The problem> Here are some records; copy every line that holds the word "screenshot".

[Recorded data]
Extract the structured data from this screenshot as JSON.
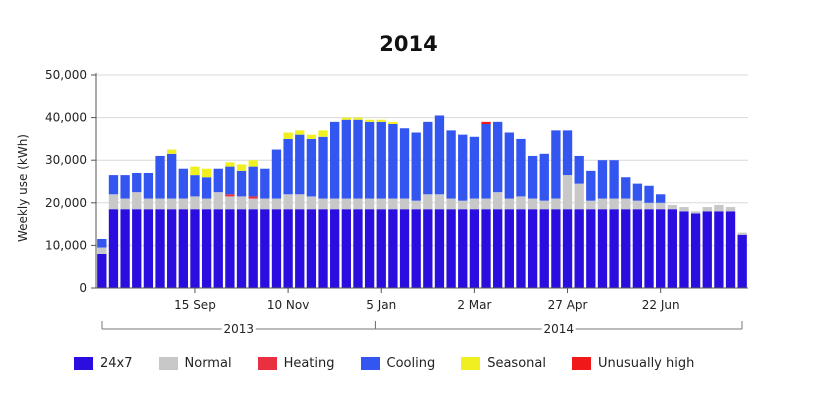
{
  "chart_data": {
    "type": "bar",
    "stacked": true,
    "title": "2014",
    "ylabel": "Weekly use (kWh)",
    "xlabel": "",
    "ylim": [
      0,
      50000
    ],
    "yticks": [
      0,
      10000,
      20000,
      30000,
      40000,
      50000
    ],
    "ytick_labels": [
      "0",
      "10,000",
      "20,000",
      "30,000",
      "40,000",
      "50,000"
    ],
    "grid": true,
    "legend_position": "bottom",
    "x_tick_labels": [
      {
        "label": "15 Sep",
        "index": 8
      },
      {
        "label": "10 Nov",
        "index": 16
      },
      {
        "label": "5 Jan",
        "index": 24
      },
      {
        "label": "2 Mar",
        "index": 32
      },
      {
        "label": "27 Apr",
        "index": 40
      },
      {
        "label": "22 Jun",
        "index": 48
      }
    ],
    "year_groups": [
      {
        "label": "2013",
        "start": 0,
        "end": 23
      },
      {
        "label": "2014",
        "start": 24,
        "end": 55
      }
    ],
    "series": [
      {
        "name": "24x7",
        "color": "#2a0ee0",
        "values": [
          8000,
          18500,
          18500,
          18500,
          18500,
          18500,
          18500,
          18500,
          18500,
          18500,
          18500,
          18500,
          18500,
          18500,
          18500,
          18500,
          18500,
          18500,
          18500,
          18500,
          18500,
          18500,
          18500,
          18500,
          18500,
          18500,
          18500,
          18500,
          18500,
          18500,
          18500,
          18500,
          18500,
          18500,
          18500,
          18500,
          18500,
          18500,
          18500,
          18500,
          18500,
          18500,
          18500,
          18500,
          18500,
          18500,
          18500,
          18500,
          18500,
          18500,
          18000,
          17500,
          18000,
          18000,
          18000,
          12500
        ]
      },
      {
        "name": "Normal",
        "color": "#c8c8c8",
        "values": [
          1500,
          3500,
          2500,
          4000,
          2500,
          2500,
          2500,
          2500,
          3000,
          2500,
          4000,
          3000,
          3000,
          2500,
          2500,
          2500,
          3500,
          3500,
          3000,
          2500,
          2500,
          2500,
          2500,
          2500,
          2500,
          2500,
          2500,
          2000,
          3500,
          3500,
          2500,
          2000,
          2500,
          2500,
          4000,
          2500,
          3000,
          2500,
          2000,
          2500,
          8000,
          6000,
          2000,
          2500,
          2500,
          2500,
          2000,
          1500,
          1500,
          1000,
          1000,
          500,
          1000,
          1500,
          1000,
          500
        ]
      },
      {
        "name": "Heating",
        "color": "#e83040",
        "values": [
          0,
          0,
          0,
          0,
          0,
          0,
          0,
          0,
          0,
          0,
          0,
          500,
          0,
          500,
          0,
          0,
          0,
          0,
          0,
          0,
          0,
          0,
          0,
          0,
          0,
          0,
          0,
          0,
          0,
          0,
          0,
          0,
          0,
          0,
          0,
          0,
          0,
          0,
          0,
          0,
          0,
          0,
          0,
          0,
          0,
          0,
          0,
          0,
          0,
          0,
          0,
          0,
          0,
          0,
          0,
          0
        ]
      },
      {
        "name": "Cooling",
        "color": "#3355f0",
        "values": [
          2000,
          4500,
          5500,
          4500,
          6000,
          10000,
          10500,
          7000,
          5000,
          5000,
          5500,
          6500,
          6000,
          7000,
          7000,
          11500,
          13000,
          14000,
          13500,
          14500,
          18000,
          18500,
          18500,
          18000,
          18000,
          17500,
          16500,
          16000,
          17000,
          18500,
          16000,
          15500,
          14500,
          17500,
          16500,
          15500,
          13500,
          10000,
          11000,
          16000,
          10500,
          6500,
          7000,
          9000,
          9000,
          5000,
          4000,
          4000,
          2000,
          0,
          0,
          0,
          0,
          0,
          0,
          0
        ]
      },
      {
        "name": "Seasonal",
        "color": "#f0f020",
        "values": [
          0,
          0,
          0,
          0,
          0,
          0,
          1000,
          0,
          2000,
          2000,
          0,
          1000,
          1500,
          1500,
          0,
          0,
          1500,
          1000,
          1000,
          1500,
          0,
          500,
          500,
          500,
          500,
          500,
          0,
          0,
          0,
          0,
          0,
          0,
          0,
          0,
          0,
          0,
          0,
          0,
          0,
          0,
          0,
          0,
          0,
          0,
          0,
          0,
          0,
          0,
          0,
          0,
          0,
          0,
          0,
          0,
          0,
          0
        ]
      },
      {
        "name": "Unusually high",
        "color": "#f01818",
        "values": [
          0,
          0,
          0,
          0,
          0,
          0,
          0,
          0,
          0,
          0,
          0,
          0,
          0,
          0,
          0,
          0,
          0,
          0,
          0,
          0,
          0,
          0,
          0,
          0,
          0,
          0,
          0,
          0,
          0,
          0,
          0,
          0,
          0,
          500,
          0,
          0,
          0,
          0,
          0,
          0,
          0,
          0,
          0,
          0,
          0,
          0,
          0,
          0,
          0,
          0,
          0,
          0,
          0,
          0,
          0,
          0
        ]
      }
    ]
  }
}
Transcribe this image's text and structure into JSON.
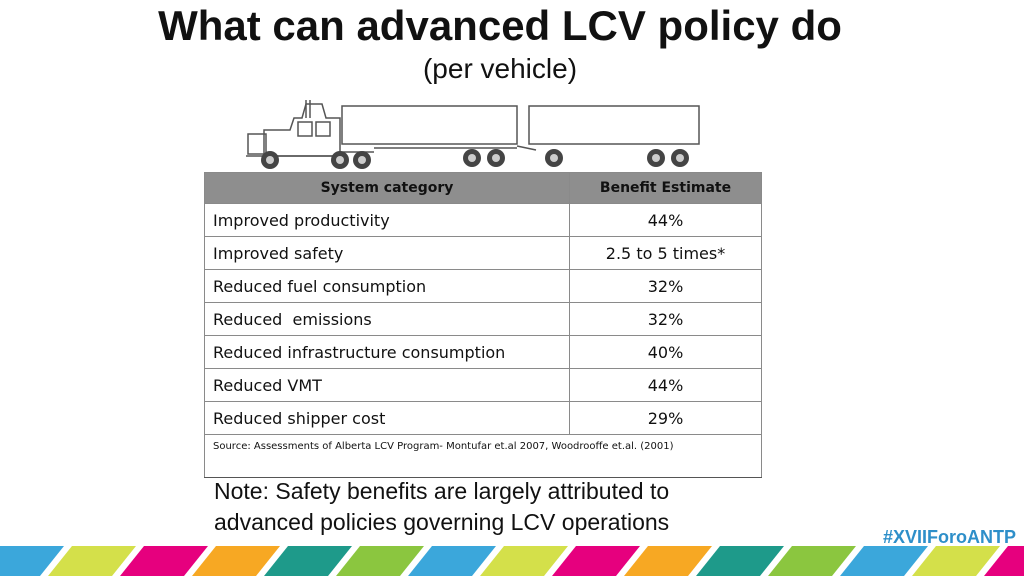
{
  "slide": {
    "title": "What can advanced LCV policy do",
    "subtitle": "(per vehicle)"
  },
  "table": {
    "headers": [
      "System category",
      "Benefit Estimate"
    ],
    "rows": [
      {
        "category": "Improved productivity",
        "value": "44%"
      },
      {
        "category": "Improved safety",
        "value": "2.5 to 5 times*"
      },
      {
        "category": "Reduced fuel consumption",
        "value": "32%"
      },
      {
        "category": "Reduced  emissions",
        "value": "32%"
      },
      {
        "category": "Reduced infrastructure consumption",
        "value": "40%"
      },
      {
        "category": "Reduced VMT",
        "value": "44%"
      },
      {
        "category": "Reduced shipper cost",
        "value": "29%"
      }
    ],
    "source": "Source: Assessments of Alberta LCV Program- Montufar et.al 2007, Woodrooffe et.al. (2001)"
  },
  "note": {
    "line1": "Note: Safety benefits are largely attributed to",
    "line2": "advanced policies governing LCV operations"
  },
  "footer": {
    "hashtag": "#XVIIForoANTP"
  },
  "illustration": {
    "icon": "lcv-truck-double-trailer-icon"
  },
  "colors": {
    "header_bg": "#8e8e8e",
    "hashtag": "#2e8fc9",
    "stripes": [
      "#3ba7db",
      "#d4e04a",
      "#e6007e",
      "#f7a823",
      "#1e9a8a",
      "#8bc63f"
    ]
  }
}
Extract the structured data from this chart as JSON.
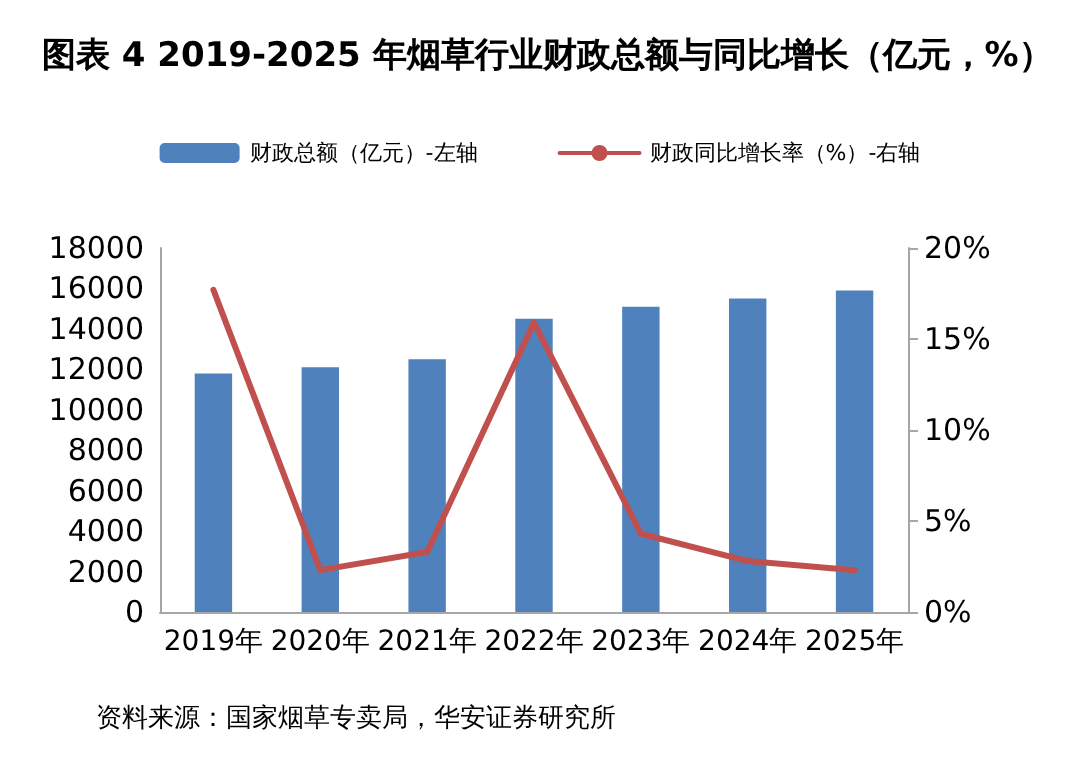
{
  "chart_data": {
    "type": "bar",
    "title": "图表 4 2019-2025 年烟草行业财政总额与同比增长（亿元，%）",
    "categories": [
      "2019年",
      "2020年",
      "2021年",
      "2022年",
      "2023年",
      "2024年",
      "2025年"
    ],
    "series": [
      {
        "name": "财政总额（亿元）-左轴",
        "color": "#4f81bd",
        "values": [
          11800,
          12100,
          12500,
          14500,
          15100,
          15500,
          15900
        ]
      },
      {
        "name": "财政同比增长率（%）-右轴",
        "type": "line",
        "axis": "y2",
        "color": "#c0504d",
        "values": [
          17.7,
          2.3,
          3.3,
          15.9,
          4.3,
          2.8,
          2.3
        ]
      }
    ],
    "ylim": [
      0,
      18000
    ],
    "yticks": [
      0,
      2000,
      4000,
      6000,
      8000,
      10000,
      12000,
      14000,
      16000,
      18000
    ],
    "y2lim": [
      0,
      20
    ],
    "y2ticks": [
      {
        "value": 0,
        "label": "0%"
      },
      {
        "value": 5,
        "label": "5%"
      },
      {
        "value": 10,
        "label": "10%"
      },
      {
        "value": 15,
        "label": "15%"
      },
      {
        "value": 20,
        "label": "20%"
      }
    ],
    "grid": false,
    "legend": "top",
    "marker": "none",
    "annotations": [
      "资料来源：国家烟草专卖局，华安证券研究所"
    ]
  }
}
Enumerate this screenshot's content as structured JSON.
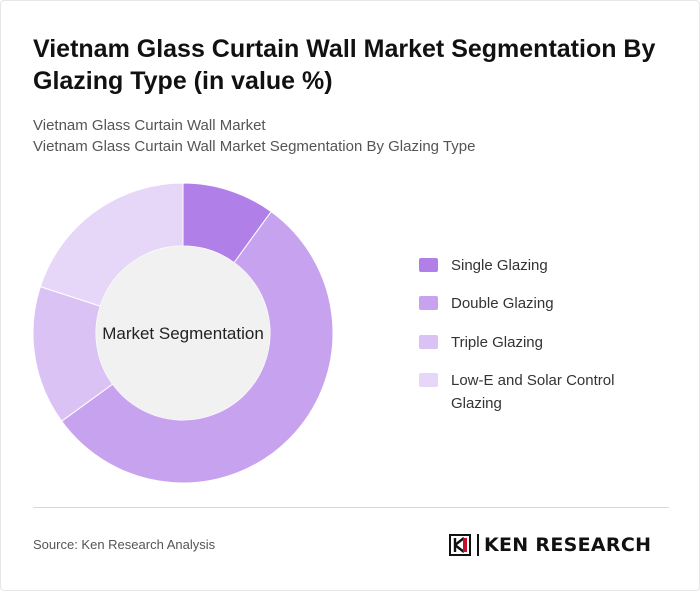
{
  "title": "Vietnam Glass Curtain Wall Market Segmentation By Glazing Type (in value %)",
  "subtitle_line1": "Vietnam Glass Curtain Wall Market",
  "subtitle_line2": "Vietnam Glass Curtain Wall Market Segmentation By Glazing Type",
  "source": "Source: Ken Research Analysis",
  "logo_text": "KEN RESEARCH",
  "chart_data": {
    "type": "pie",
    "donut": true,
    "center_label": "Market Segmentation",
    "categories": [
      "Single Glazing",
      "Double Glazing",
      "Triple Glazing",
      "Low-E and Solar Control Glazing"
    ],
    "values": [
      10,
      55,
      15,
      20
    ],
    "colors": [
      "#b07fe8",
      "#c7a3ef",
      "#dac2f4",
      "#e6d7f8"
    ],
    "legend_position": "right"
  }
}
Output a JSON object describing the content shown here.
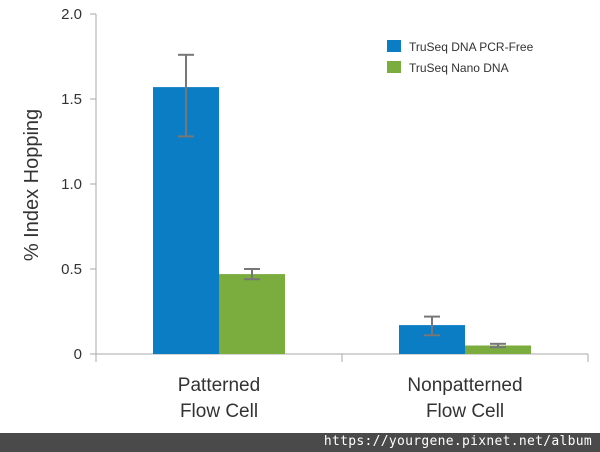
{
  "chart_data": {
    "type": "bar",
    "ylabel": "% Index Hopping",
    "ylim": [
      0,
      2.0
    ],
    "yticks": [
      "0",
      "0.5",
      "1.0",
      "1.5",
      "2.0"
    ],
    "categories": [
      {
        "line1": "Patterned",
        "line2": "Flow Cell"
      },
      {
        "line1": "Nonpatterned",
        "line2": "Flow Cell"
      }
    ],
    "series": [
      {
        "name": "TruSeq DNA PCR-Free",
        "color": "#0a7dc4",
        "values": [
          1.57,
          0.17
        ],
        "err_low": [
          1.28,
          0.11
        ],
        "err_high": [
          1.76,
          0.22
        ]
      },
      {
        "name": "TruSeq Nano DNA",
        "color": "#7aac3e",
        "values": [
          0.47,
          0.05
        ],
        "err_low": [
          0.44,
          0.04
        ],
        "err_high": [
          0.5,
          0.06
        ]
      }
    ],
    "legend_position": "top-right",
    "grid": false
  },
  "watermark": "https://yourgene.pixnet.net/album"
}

Task answer>
Extract the structured data from this screenshot as JSON.
Enumerate this screenshot's content as structured JSON.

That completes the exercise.